Source material:
(begin)
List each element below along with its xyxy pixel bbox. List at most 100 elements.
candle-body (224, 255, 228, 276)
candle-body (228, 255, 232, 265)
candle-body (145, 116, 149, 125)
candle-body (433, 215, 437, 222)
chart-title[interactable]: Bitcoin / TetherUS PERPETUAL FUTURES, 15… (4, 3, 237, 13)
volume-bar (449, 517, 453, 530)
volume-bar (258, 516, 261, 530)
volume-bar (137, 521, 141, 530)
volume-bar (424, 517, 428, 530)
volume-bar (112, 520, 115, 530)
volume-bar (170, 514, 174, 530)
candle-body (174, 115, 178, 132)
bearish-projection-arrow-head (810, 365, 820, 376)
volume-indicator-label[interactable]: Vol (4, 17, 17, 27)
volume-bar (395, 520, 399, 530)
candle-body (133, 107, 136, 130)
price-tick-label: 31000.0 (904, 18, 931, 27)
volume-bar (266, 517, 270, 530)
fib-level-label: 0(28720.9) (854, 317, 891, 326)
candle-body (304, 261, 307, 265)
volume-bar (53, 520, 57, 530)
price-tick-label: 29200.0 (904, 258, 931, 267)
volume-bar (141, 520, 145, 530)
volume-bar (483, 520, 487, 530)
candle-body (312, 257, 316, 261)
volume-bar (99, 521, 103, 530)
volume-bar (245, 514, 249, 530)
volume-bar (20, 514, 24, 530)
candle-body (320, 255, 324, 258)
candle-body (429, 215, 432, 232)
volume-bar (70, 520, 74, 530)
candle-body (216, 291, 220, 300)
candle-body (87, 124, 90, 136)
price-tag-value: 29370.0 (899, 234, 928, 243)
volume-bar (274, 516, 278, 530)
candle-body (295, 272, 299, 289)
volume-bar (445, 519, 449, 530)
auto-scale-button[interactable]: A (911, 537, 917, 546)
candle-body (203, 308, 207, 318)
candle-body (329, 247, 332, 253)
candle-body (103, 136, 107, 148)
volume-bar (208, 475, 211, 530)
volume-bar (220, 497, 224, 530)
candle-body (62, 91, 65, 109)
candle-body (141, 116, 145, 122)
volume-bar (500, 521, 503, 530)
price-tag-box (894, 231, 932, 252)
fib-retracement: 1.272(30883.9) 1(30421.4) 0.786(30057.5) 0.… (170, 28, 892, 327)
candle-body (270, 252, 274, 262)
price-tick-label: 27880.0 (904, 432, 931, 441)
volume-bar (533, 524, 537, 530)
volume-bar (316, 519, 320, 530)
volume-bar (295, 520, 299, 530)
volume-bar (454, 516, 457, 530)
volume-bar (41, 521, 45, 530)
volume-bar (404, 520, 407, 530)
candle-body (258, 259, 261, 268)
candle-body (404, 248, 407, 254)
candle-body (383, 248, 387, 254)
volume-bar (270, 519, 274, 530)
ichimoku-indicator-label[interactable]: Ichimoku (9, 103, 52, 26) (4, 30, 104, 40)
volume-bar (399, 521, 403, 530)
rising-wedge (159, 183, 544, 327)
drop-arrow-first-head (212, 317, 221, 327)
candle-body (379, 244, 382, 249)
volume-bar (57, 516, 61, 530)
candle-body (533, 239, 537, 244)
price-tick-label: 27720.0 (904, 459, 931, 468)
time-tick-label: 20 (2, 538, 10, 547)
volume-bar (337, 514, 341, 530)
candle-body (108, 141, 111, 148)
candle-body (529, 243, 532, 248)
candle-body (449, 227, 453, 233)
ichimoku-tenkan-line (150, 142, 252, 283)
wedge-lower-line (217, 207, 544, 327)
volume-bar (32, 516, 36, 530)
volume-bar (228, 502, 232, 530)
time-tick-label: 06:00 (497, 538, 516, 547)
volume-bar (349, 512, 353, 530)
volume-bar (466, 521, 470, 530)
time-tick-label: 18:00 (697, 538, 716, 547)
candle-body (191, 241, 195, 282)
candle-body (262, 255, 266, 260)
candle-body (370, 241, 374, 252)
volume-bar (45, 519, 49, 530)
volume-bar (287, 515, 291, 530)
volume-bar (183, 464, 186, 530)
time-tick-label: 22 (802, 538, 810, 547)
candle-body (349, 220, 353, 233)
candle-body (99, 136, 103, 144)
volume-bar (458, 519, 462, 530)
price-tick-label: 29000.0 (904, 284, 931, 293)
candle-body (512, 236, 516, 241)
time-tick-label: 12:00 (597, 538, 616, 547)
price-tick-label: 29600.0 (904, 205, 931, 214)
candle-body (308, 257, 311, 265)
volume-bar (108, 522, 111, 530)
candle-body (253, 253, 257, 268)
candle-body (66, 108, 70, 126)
(end)
Aim of the task: Convert the entries, from the first line through the line containing "volume-bar (99, 521, 103, 530)" inclusive, into a numbered list, omitting any blank lines.

Correct output:
1. List each element below along with its xyxy pixel bbox. List at most 100 elements.
2. candle-body (224, 255, 228, 276)
3. candle-body (228, 255, 232, 265)
4. candle-body (145, 116, 149, 125)
5. candle-body (433, 215, 437, 222)
6. chart-title[interactable]: Bitcoin / TetherUS PERPETUAL FUTURES, 15… (4, 3, 237, 13)
7. volume-bar (449, 517, 453, 530)
8. volume-bar (258, 516, 261, 530)
9. volume-bar (137, 521, 141, 530)
10. volume-bar (424, 517, 428, 530)
11. volume-bar (112, 520, 115, 530)
12. volume-bar (170, 514, 174, 530)
13. candle-body (174, 115, 178, 132)
14. bearish-projection-arrow-head (810, 365, 820, 376)
15. volume-indicator-label[interactable]: Vol (4, 17, 17, 27)
16. volume-bar (395, 520, 399, 530)
17. candle-body (133, 107, 136, 130)
18. price-tick-label: 31000.0 (904, 18, 931, 27)
19. volume-bar (266, 517, 270, 530)
20. fib-level-label: 0(28720.9) (854, 317, 891, 326)
21. candle-body (304, 261, 307, 265)
22. volume-bar (53, 520, 57, 530)
23. price-tick-label: 29200.0 (904, 258, 931, 267)
24. volume-bar (141, 520, 145, 530)
25. volume-bar (483, 520, 487, 530)
26. candle-body (312, 257, 316, 261)
27. volume-bar (99, 521, 103, 530)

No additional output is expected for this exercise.